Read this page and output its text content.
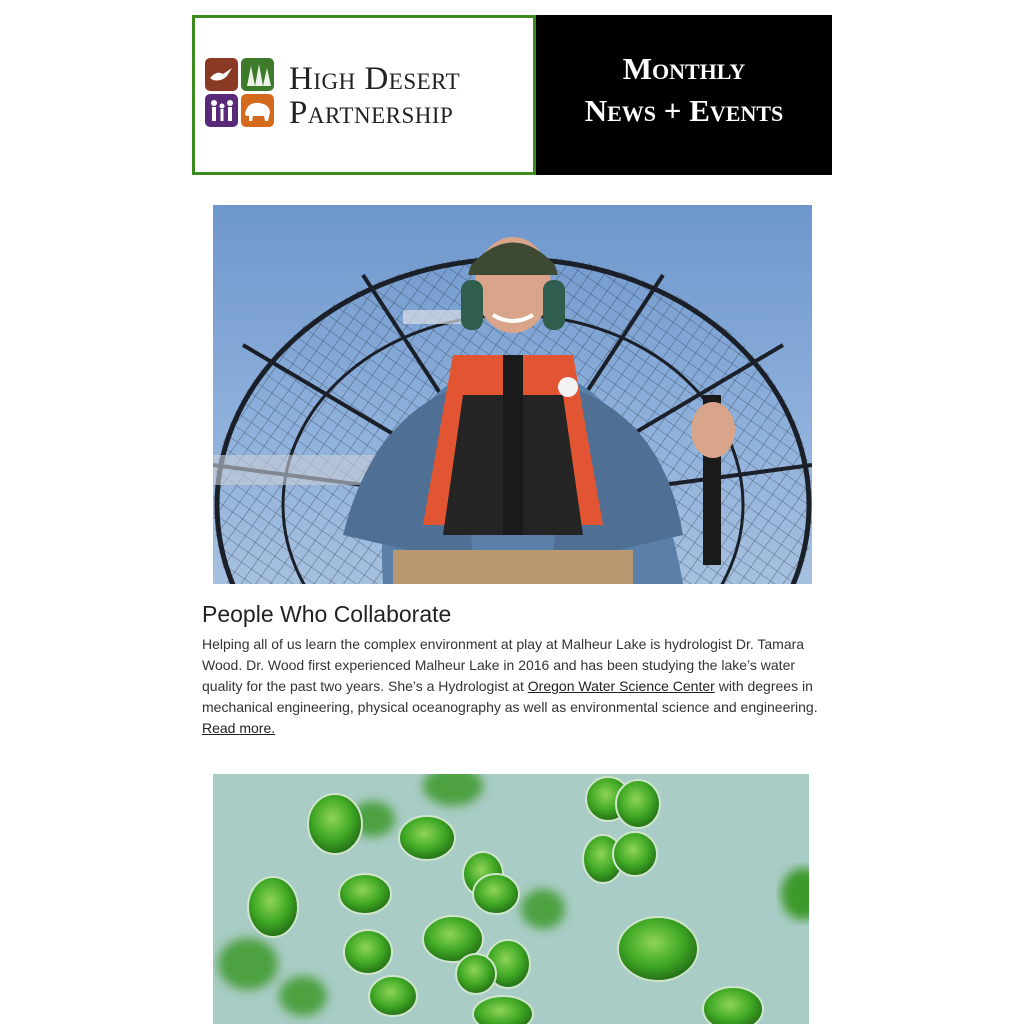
High Desert
Partnership
Monthly
News + Events
People Who Collaborate
Helping all of us learn the complex environment at play at Malheur Lake is hydrologist Dr. Tamara Wood. Dr. Wood first experienced Malheur Lake in 2016 and has been studying the lake’s water quality for the past two years. She’s a Hydrologist at Oregon Water Science Center with degrees in mechanical engineering, physical oceanography as well as environmental science and engineering. Read more.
------------------------------------------------
:: OBJECTIVE ::
Provide the number of lines in these entries that hold the word "Read", without any accompanying text.

:: RESULT ::
2